__SET EXERCISE__. Omit all images. Write out the rest of the material exactly.

__SOURCE MATERIAL__.
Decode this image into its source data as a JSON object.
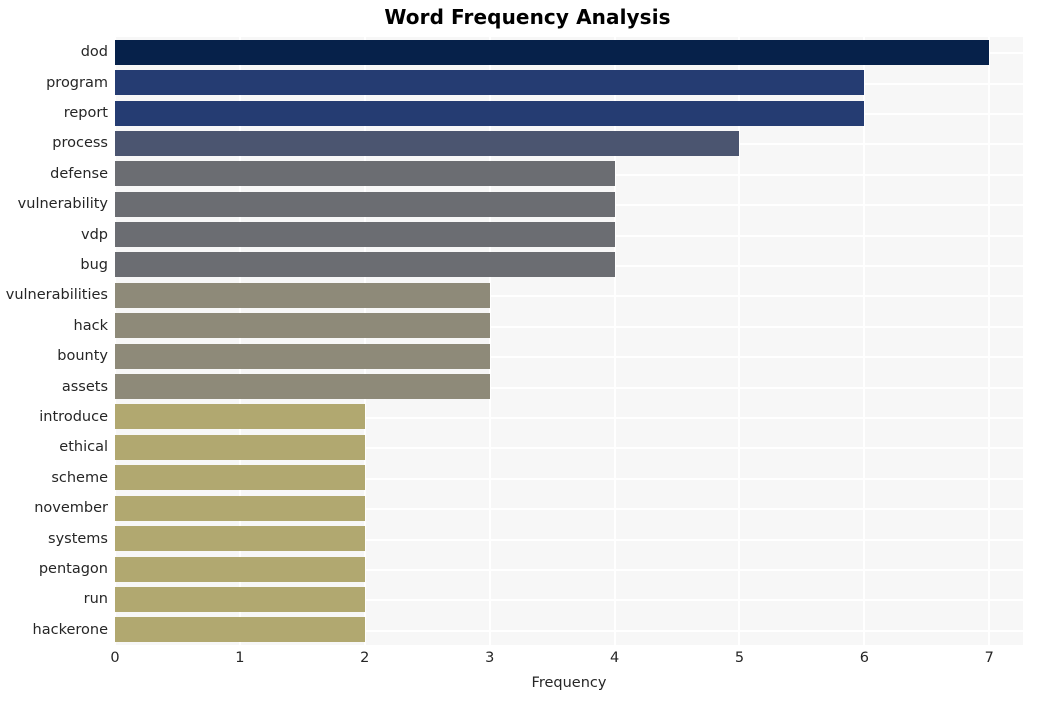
{
  "chart_data": {
    "type": "bar",
    "orientation": "horizontal",
    "title": "Word Frequency Analysis",
    "xlabel": "Frequency",
    "ylabel": "",
    "xlim": [
      0,
      7.27
    ],
    "xticks": [
      0,
      1,
      2,
      3,
      4,
      5,
      6,
      7
    ],
    "xtick_labels": [
      "0",
      "1",
      "2",
      "3",
      "4",
      "5",
      "6",
      "7"
    ],
    "grid": true,
    "grid_color": "#ffffff",
    "plot_background": "#f7f7f7",
    "figure_background": "#ffffff",
    "legend": null,
    "categories": [
      "dod",
      "program",
      "report",
      "process",
      "defense",
      "vulnerability",
      "vdp",
      "bug",
      "vulnerabilities",
      "hack",
      "bounty",
      "assets",
      "introduce",
      "ethical",
      "scheme",
      "november",
      "systems",
      "pentagon",
      "run",
      "hackerone"
    ],
    "values": [
      7,
      6,
      6,
      5,
      4,
      4,
      4,
      4,
      3,
      3,
      3,
      3,
      2,
      2,
      2,
      2,
      2,
      2,
      2,
      2
    ],
    "bar_colors": [
      "#06214a",
      "#253c72",
      "#253c72",
      "#4b5570",
      "#6b6d72",
      "#6b6d72",
      "#6b6d72",
      "#6b6d72",
      "#8e8a79",
      "#8e8a79",
      "#8e8a79",
      "#8e8a79",
      "#b1a870",
      "#b1a870",
      "#b1a870",
      "#b1a870",
      "#b1a870",
      "#b1a870",
      "#b1a870",
      "#b1a870"
    ],
    "bars": [
      {
        "label": "dod",
        "value": 7,
        "color": "#06214a"
      },
      {
        "label": "program",
        "value": 6,
        "color": "#253c72"
      },
      {
        "label": "report",
        "value": 6,
        "color": "#253c72"
      },
      {
        "label": "process",
        "value": 5,
        "color": "#4b5570"
      },
      {
        "label": "defense",
        "value": 4,
        "color": "#6b6d72"
      },
      {
        "label": "vulnerability",
        "value": 4,
        "color": "#6b6d72"
      },
      {
        "label": "vdp",
        "value": 4,
        "color": "#6b6d72"
      },
      {
        "label": "bug",
        "value": 4,
        "color": "#6b6d72"
      },
      {
        "label": "vulnerabilities",
        "value": 3,
        "color": "#8e8a79"
      },
      {
        "label": "hack",
        "value": 3,
        "color": "#8e8a79"
      },
      {
        "label": "bounty",
        "value": 3,
        "color": "#8e8a79"
      },
      {
        "label": "assets",
        "value": 3,
        "color": "#8e8a79"
      },
      {
        "label": "introduce",
        "value": 2,
        "color": "#b1a870"
      },
      {
        "label": "ethical",
        "value": 2,
        "color": "#b1a870"
      },
      {
        "label": "scheme",
        "value": 2,
        "color": "#b1a870"
      },
      {
        "label": "november",
        "value": 2,
        "color": "#b1a870"
      },
      {
        "label": "systems",
        "value": 2,
        "color": "#b1a870"
      },
      {
        "label": "pentagon",
        "value": 2,
        "color": "#b1a870"
      },
      {
        "label": "run",
        "value": 2,
        "color": "#b1a870"
      },
      {
        "label": "hackerone",
        "value": 2,
        "color": "#b1a870"
      }
    ]
  }
}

__RESPONSE TO THE TASK__.
Decode this image into its source data as a JSON object.
{
  "chart_data": {
    "type": "bar",
    "orientation": "horizontal",
    "title": "Word Frequency Analysis",
    "xlabel": "Frequency",
    "ylabel": "",
    "xlim": [
      0,
      7.27
    ],
    "xticks": [
      0,
      1,
      2,
      3,
      4,
      5,
      6,
      7
    ],
    "xtick_labels": [
      "0",
      "1",
      "2",
      "3",
      "4",
      "5",
      "6",
      "7"
    ],
    "grid": true,
    "grid_color": "#ffffff",
    "plot_background": "#f7f7f7",
    "figure_background": "#ffffff",
    "legend": null,
    "categories": [
      "dod",
      "program",
      "report",
      "process",
      "defense",
      "vulnerability",
      "vdp",
      "bug",
      "vulnerabilities",
      "hack",
      "bounty",
      "assets",
      "introduce",
      "ethical",
      "scheme",
      "november",
      "systems",
      "pentagon",
      "run",
      "hackerone"
    ],
    "values": [
      7,
      6,
      6,
      5,
      4,
      4,
      4,
      4,
      3,
      3,
      3,
      3,
      2,
      2,
      2,
      2,
      2,
      2,
      2,
      2
    ],
    "bar_colors": [
      "#06214a",
      "#253c72",
      "#253c72",
      "#4b5570",
      "#6b6d72",
      "#6b6d72",
      "#6b6d72",
      "#6b6d72",
      "#8e8a79",
      "#8e8a79",
      "#8e8a79",
      "#8e8a79",
      "#b1a870",
      "#b1a870",
      "#b1a870",
      "#b1a870",
      "#b1a870",
      "#b1a870",
      "#b1a870",
      "#b1a870"
    ],
    "bars": [
      {
        "label": "dod",
        "value": 7,
        "color": "#06214a"
      },
      {
        "label": "program",
        "value": 6,
        "color": "#253c72"
      },
      {
        "label": "report",
        "value": 6,
        "color": "#253c72"
      },
      {
        "label": "process",
        "value": 5,
        "color": "#4b5570"
      },
      {
        "label": "defense",
        "value": 4,
        "color": "#6b6d72"
      },
      {
        "label": "vulnerability",
        "value": 4,
        "color": "#6b6d72"
      },
      {
        "label": "vdp",
        "value": 4,
        "color": "#6b6d72"
      },
      {
        "label": "bug",
        "value": 4,
        "color": "#6b6d72"
      },
      {
        "label": "vulnerabilities",
        "value": 3,
        "color": "#8e8a79"
      },
      {
        "label": "hack",
        "value": 3,
        "color": "#8e8a79"
      },
      {
        "label": "bounty",
        "value": 3,
        "color": "#8e8a79"
      },
      {
        "label": "assets",
        "value": 3,
        "color": "#8e8a79"
      },
      {
        "label": "introduce",
        "value": 2,
        "color": "#b1a870"
      },
      {
        "label": "ethical",
        "value": 2,
        "color": "#b1a870"
      },
      {
        "label": "scheme",
        "value": 2,
        "color": "#b1a870"
      },
      {
        "label": "november",
        "value": 2,
        "color": "#b1a870"
      },
      {
        "label": "systems",
        "value": 2,
        "color": "#b1a870"
      },
      {
        "label": "pentagon",
        "value": 2,
        "color": "#b1a870"
      },
      {
        "label": "run",
        "value": 2,
        "color": "#b1a870"
      },
      {
        "label": "hackerone",
        "value": 2,
        "color": "#b1a870"
      }
    ]
  }
}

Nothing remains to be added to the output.